↓↓↓

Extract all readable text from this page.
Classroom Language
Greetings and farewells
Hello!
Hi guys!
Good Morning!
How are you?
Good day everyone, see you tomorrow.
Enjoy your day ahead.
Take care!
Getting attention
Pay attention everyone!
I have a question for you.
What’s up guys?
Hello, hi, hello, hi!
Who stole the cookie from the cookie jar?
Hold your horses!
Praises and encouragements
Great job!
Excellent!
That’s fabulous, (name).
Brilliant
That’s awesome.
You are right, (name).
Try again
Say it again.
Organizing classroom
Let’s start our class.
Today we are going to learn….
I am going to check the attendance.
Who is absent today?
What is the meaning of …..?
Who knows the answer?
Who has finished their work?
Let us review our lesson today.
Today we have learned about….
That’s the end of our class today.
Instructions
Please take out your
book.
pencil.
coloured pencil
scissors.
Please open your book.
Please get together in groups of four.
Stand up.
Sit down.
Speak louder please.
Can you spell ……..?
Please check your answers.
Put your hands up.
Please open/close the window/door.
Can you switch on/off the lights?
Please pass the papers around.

↑↑↑
↓↓↓

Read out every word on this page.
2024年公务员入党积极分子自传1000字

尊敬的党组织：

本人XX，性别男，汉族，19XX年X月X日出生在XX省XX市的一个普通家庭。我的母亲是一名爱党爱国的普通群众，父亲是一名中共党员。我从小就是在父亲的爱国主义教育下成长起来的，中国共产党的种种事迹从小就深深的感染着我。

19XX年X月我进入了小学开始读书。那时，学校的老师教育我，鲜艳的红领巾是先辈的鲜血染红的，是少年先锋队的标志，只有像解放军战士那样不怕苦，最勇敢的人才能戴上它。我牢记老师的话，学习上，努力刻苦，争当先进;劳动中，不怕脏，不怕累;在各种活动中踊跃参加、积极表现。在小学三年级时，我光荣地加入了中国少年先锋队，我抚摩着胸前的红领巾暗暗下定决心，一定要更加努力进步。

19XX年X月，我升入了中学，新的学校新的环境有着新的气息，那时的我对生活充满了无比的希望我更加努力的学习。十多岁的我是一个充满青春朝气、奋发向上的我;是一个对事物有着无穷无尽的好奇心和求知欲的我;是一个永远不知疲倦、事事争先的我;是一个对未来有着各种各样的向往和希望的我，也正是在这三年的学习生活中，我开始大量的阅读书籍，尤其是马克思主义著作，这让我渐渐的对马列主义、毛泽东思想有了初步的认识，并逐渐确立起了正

↑↑↑

- _Exercise goal_
Reproduce each line of the material containing the word "open".

- _Output_
Please open your book.
Please open/close the window/door.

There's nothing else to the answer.